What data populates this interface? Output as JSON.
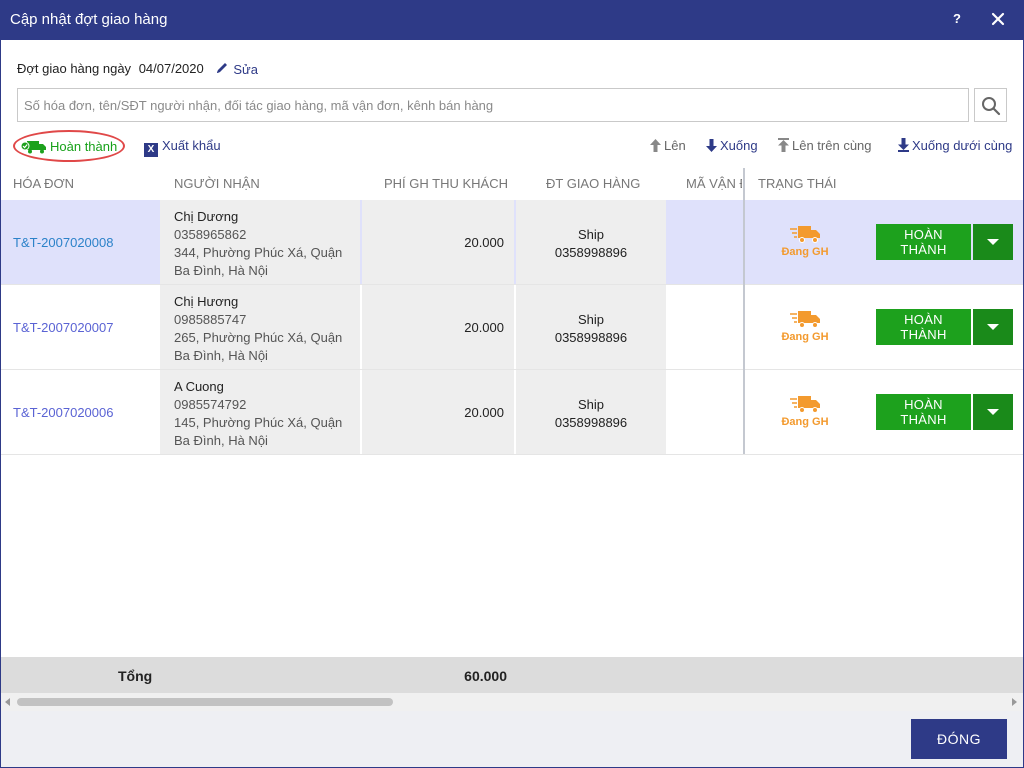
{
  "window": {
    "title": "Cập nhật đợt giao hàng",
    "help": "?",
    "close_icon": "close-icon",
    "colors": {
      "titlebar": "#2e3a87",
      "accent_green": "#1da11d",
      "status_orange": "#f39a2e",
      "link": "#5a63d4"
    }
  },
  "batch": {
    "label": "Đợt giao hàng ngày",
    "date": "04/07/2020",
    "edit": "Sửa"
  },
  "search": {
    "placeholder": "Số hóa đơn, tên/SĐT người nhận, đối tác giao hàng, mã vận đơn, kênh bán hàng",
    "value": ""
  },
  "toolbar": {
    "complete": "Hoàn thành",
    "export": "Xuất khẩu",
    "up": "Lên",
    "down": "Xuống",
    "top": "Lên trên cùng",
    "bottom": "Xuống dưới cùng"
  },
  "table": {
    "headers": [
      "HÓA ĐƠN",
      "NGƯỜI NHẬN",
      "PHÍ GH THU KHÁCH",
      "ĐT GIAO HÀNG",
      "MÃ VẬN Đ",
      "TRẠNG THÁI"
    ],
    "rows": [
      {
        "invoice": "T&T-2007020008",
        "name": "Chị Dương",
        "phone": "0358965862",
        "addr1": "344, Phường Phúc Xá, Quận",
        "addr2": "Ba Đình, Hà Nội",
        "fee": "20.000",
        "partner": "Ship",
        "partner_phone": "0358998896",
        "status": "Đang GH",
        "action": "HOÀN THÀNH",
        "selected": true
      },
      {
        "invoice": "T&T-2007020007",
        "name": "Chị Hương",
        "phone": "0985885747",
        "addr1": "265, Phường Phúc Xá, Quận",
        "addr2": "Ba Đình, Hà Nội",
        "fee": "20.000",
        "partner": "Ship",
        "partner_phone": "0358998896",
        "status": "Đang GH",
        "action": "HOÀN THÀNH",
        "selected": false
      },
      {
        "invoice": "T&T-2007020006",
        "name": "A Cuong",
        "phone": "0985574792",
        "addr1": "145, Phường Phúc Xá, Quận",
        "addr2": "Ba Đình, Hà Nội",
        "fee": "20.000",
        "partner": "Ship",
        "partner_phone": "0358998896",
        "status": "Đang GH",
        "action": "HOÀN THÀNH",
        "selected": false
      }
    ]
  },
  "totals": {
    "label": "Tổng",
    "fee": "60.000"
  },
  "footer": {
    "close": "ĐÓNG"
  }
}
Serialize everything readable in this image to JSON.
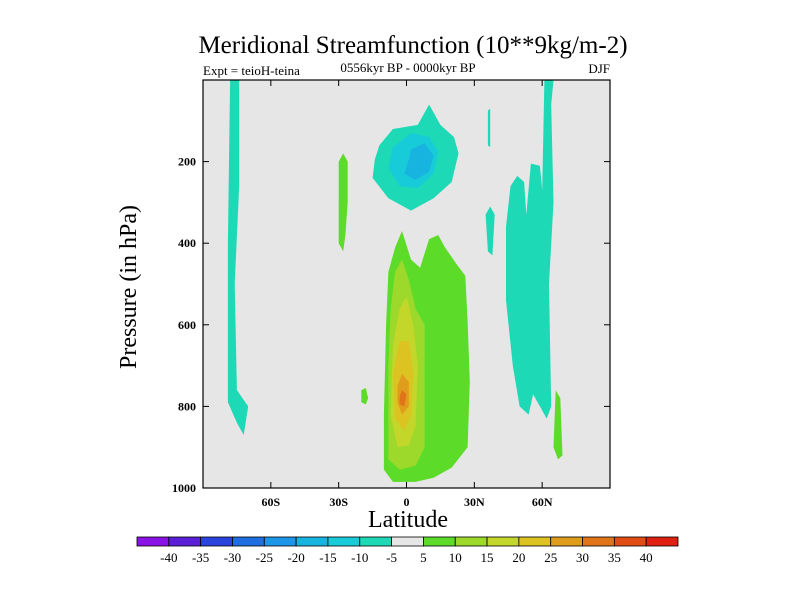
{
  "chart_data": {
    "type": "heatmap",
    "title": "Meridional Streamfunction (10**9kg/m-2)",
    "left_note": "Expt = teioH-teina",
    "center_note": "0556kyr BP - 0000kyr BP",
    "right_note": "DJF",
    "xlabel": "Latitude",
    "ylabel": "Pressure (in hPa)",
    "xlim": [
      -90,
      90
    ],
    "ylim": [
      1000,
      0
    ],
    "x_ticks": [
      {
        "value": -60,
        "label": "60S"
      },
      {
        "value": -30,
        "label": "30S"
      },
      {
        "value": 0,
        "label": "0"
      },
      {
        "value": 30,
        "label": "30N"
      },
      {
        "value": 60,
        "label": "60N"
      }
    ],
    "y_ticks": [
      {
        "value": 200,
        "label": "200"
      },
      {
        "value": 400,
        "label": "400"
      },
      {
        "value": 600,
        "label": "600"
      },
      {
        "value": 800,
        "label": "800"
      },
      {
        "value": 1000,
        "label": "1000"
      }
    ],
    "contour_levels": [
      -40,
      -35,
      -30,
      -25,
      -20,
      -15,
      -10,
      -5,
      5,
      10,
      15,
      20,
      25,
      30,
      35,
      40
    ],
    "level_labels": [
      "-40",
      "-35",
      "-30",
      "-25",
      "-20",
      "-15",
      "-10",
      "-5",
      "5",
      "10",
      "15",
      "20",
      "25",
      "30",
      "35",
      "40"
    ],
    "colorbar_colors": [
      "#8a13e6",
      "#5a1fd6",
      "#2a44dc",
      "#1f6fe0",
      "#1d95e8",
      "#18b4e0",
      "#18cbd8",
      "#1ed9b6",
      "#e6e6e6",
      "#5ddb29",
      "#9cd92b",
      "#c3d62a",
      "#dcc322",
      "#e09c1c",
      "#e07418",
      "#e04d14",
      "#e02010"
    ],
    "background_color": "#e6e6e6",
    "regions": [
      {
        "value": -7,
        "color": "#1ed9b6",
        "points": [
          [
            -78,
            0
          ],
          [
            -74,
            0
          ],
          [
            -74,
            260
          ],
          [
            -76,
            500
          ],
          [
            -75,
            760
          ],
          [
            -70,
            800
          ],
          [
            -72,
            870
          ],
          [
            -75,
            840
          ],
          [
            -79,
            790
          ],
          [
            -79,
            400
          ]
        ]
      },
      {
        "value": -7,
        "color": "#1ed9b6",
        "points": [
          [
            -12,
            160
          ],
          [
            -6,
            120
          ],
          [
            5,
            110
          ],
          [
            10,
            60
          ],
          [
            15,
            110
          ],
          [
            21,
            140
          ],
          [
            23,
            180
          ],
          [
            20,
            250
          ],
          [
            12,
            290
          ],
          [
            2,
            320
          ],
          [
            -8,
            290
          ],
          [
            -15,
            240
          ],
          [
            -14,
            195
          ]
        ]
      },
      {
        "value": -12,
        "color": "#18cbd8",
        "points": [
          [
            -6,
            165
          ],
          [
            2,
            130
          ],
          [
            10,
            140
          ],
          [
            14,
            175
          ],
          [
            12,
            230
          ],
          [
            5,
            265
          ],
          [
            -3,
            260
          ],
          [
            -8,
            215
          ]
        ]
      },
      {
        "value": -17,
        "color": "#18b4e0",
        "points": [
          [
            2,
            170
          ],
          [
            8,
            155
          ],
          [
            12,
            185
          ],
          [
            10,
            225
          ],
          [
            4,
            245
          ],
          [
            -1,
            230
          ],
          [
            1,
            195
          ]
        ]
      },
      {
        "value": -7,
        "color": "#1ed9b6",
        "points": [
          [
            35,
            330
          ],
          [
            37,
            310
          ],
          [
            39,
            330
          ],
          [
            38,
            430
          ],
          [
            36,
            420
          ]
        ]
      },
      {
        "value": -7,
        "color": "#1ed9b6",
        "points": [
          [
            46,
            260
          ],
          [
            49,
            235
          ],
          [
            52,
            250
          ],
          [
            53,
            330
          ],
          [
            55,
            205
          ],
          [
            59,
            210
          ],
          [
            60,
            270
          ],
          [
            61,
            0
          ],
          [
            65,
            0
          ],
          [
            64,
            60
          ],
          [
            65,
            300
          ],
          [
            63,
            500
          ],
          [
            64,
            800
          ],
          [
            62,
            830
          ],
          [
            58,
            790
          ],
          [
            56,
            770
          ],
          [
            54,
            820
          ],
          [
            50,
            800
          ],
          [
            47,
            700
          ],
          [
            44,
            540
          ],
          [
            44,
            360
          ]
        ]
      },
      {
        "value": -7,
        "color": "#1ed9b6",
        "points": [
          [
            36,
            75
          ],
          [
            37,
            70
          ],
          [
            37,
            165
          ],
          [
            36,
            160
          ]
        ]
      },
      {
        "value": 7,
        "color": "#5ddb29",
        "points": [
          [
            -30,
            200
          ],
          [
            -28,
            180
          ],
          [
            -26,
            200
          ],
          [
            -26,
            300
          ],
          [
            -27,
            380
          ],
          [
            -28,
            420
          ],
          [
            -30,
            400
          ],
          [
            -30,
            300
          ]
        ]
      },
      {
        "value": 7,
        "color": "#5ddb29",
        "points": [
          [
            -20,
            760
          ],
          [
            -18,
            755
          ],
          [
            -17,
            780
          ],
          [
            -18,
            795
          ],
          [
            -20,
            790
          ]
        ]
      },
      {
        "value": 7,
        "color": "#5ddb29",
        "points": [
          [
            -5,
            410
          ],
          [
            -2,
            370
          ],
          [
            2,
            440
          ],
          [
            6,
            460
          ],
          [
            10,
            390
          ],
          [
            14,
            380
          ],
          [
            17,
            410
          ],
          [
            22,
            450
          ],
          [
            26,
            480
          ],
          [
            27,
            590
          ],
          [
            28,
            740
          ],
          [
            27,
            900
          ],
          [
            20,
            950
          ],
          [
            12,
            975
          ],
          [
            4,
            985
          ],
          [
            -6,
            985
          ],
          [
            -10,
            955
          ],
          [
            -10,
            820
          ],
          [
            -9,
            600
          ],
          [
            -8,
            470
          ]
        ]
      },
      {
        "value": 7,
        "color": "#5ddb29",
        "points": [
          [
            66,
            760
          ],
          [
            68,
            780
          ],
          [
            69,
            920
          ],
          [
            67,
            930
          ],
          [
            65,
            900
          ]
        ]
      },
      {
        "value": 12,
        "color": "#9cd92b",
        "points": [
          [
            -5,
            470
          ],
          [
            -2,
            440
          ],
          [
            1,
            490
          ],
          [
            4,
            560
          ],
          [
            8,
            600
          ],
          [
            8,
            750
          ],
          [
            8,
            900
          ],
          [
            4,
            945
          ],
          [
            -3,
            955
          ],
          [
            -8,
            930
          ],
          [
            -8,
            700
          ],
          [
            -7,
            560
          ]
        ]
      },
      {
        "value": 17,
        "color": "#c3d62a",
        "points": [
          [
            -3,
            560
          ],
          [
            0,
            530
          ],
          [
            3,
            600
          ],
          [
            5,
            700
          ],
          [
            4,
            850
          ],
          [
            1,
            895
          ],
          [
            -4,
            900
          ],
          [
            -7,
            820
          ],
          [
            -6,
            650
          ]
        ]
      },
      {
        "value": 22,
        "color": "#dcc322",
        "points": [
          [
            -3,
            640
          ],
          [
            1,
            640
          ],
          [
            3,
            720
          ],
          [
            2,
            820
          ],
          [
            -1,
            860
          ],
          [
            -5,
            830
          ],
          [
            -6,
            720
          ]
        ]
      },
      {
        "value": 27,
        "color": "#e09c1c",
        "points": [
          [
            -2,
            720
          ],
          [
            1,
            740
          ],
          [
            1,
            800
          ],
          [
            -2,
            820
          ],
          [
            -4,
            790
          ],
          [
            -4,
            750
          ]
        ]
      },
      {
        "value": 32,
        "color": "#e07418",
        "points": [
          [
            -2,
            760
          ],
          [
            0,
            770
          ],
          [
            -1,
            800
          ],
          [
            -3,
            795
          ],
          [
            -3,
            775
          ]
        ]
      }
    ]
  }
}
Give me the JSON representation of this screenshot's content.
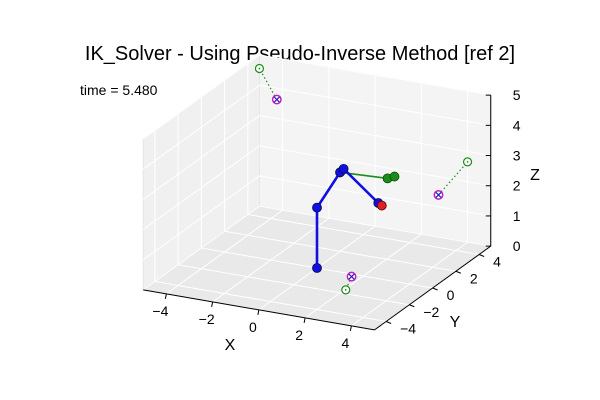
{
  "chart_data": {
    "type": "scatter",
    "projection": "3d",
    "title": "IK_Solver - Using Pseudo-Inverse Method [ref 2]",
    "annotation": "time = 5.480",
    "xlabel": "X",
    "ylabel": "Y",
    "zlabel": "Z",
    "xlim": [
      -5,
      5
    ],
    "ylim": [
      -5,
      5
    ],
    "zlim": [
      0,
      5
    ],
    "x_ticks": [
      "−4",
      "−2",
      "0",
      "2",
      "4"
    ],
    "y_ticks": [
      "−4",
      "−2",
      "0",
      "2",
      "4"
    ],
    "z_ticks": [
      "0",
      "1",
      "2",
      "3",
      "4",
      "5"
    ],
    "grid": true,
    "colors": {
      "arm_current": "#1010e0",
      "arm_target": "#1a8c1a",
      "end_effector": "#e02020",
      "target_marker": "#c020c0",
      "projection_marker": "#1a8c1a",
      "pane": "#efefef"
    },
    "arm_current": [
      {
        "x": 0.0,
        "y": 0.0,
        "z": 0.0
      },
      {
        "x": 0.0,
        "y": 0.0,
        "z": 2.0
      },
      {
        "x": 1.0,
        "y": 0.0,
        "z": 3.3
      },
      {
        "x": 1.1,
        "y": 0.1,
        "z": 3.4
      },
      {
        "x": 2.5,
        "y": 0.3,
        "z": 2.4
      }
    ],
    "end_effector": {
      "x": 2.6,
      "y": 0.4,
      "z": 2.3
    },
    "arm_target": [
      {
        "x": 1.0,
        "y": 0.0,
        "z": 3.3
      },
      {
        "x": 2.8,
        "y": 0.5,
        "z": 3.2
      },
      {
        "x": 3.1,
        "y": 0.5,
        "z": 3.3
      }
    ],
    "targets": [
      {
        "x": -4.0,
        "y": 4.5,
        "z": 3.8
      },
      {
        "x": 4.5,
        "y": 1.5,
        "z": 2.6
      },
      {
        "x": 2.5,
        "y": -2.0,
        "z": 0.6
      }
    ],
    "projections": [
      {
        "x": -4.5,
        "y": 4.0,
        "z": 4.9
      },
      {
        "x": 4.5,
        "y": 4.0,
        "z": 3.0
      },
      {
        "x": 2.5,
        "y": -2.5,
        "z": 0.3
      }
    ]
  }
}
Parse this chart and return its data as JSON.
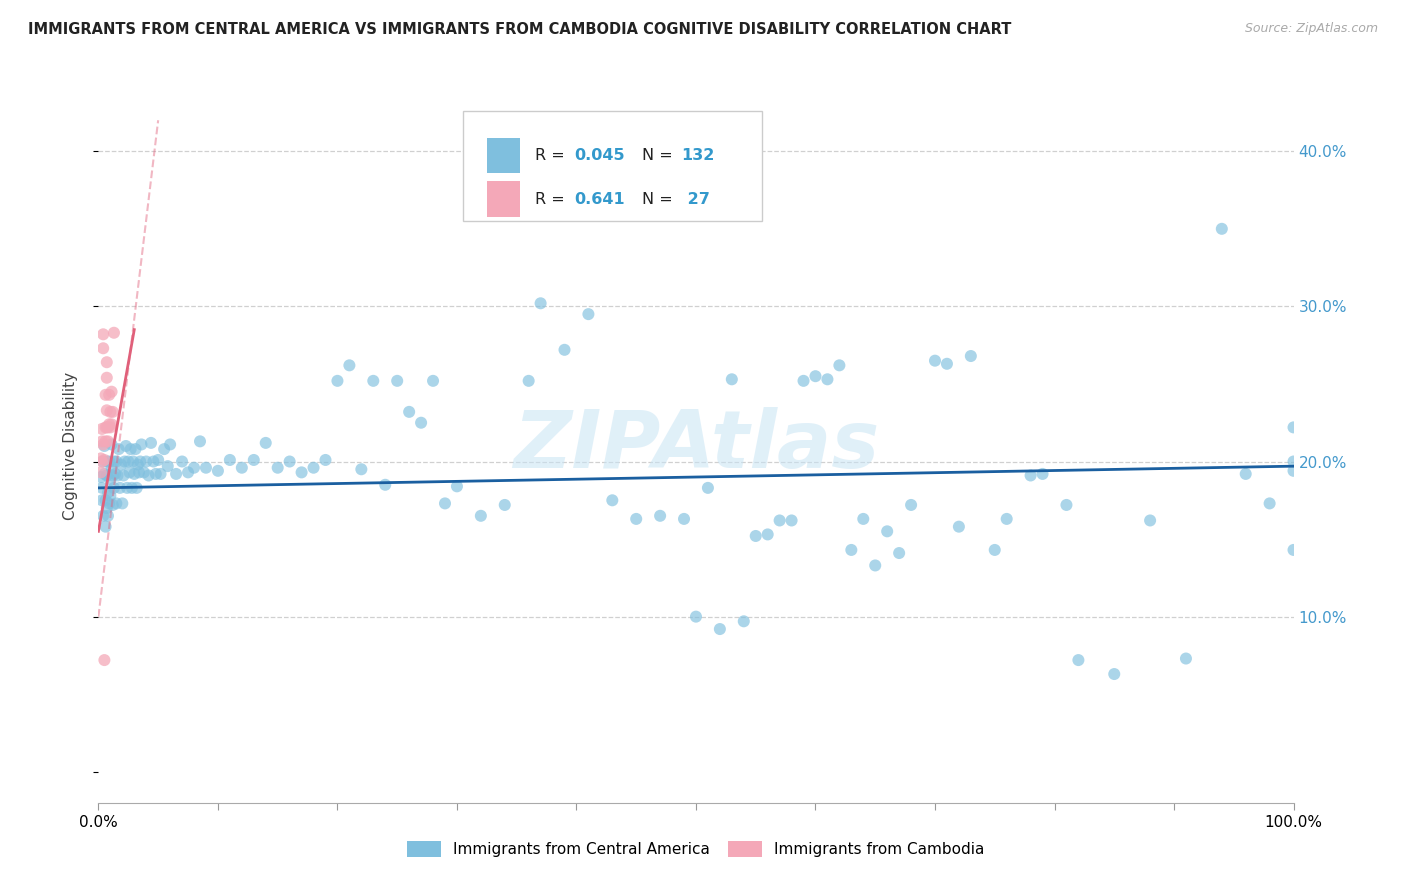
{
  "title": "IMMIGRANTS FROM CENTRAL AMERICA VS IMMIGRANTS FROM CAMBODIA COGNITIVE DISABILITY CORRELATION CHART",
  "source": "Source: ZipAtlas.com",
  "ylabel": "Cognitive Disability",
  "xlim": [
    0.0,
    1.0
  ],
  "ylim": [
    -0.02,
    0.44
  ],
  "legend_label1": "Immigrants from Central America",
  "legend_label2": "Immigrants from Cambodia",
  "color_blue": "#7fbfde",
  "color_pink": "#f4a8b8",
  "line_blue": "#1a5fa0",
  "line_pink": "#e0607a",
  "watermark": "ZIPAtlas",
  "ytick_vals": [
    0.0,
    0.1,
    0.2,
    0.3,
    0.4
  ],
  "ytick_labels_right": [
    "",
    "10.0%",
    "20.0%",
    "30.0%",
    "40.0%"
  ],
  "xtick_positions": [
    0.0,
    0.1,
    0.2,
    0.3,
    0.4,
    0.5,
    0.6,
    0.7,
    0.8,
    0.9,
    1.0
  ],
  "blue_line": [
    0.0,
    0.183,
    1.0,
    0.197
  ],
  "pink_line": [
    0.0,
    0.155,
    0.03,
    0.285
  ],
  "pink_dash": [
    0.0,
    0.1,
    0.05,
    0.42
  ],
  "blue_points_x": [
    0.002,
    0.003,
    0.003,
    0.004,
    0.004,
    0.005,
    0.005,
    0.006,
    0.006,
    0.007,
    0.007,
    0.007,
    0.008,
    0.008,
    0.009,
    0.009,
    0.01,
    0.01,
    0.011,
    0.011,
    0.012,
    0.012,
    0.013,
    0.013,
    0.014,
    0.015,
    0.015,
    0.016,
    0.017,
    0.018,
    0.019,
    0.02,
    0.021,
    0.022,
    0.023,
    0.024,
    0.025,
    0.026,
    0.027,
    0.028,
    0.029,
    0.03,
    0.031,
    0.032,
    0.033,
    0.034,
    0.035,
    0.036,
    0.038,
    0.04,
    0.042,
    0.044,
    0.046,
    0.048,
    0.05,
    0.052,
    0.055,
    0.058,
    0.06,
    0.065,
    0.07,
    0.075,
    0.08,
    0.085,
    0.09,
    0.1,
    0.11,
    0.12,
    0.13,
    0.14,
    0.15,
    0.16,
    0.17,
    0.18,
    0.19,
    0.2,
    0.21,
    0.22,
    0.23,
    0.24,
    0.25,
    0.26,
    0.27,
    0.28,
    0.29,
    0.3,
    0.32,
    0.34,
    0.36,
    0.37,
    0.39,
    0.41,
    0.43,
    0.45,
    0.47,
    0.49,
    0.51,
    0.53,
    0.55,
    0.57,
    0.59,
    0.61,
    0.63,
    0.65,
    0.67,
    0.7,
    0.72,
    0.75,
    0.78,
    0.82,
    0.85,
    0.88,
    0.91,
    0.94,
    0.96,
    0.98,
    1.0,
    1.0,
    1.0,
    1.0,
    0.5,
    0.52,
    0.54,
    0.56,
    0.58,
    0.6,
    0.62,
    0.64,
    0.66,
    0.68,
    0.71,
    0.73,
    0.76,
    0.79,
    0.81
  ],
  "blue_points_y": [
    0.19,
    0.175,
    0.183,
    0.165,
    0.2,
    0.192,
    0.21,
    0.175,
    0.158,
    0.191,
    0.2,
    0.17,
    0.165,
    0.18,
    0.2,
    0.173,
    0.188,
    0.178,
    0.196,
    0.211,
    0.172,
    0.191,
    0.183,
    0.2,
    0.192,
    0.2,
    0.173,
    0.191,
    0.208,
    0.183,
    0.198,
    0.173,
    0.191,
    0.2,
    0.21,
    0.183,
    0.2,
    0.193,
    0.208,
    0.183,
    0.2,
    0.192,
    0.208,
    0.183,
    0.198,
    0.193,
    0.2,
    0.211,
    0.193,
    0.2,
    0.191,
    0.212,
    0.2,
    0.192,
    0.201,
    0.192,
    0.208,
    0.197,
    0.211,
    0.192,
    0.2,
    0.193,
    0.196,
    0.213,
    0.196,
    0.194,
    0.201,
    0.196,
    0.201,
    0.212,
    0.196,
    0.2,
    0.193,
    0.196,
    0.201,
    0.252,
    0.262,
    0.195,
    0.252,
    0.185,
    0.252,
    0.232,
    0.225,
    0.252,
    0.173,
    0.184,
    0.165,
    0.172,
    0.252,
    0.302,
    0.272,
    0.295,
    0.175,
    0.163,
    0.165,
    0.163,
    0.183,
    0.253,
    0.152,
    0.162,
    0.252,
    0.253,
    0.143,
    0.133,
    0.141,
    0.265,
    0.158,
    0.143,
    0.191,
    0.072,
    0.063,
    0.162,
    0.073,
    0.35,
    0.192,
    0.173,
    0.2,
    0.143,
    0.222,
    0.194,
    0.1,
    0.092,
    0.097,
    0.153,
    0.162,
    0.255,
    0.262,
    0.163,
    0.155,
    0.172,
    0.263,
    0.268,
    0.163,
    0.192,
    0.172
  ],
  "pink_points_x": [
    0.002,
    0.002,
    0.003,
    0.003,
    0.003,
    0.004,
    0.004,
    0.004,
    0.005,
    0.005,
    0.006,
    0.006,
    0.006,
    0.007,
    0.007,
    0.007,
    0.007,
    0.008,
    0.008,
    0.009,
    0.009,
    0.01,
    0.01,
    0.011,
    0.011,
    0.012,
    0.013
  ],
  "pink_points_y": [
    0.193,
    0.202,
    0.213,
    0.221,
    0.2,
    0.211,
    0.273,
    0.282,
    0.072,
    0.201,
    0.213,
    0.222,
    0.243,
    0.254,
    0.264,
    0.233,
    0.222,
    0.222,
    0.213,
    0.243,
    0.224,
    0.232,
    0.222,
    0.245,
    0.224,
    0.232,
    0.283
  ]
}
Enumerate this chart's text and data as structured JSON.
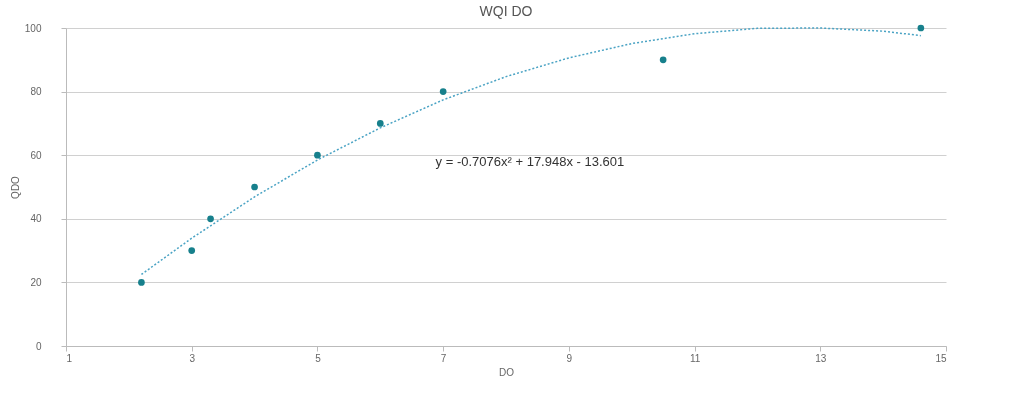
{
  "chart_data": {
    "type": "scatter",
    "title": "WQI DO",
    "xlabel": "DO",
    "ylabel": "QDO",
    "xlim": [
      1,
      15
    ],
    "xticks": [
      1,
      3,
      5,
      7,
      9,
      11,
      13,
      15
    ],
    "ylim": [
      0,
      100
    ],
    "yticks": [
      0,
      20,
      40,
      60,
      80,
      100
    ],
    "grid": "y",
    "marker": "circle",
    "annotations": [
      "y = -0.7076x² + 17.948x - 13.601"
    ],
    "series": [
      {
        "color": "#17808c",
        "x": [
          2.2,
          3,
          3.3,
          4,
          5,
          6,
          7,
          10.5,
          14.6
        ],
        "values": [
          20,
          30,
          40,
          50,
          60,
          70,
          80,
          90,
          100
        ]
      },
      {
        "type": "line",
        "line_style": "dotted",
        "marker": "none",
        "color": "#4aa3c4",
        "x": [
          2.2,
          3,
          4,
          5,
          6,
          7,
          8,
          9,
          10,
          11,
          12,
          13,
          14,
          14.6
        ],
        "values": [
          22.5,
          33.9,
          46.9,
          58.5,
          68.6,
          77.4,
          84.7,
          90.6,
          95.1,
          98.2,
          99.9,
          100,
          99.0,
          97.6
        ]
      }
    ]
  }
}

--

# Problem
Scan the records for the string "invoice". Copy each line in which it appears.

# Output for this task
        "invoice": "T&T-2007020008",
        "invoice": "T&T-2007020007",
        "invoice": "T&T-2007020006",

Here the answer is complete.